## Begin Information given

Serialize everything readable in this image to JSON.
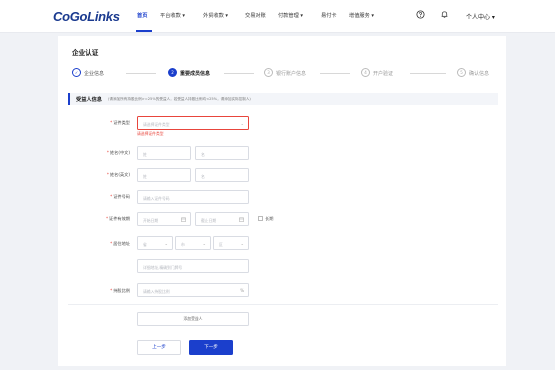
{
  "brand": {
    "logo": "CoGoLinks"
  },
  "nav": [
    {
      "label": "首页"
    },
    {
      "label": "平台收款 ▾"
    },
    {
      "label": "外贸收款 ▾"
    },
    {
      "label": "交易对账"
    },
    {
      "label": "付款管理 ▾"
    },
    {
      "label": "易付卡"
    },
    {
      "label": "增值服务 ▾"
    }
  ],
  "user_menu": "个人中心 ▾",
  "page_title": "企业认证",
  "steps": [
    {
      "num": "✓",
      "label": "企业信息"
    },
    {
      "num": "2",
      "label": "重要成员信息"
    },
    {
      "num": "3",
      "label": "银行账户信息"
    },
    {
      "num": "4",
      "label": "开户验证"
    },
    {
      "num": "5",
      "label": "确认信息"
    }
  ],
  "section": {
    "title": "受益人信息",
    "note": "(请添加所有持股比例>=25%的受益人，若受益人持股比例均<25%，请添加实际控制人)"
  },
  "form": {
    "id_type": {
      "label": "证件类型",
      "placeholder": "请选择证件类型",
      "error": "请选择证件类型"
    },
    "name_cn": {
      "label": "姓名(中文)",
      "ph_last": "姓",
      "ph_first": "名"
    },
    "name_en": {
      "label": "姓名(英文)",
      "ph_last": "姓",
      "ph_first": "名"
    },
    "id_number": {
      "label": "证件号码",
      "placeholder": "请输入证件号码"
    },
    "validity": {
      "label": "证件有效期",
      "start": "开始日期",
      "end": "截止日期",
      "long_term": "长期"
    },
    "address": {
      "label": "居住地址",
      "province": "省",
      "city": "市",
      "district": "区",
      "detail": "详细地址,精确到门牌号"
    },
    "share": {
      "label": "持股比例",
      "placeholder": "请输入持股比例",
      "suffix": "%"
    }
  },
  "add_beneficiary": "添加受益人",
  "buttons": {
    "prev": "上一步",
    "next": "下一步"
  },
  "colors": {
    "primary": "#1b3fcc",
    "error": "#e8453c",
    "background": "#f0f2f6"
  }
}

## End Information given

Exercise goal: Quote the entries above word for word. Leave the images out.

Output for this exercise:
Serialize everything readable in this image to JSON.
{
  "brand": {
    "logo": "CoGoLinks"
  },
  "nav": [
    {
      "label": "首页"
    },
    {
      "label": "平台收款 ▾"
    },
    {
      "label": "外贸收款 ▾"
    },
    {
      "label": "交易对账"
    },
    {
      "label": "付款管理 ▾"
    },
    {
      "label": "易付卡"
    },
    {
      "label": "增值服务 ▾"
    }
  ],
  "user_menu": "个人中心 ▾",
  "page_title": "企业认证",
  "steps": [
    {
      "num": "✓",
      "label": "企业信息"
    },
    {
      "num": "2",
      "label": "重要成员信息"
    },
    {
      "num": "3",
      "label": "银行账户信息"
    },
    {
      "num": "4",
      "label": "开户验证"
    },
    {
      "num": "5",
      "label": "确认信息"
    }
  ],
  "section": {
    "title": "受益人信息",
    "note": "(请添加所有持股比例>=25%的受益人，若受益人持股比例均<25%，请添加实际控制人)"
  },
  "form": {
    "id_type": {
      "label": "证件类型",
      "placeholder": "请选择证件类型",
      "error": "请选择证件类型"
    },
    "name_cn": {
      "label": "姓名(中文)",
      "ph_last": "姓",
      "ph_first": "名"
    },
    "name_en": {
      "label": "姓名(英文)",
      "ph_last": "姓",
      "ph_first": "名"
    },
    "id_number": {
      "label": "证件号码",
      "placeholder": "请输入证件号码"
    },
    "validity": {
      "label": "证件有效期",
      "start": "开始日期",
      "end": "截止日期",
      "long_term": "长期"
    },
    "address": {
      "label": "居住地址",
      "province": "省",
      "city": "市",
      "district": "区",
      "detail": "详细地址,精确到门牌号"
    },
    "share": {
      "label": "持股比例",
      "placeholder": "请输入持股比例",
      "suffix": "%"
    }
  },
  "add_beneficiary": "添加受益人",
  "buttons": {
    "prev": "上一步",
    "next": "下一步"
  },
  "colors": {
    "primary": "#1b3fcc",
    "error": "#e8453c",
    "background": "#f0f2f6"
  }
}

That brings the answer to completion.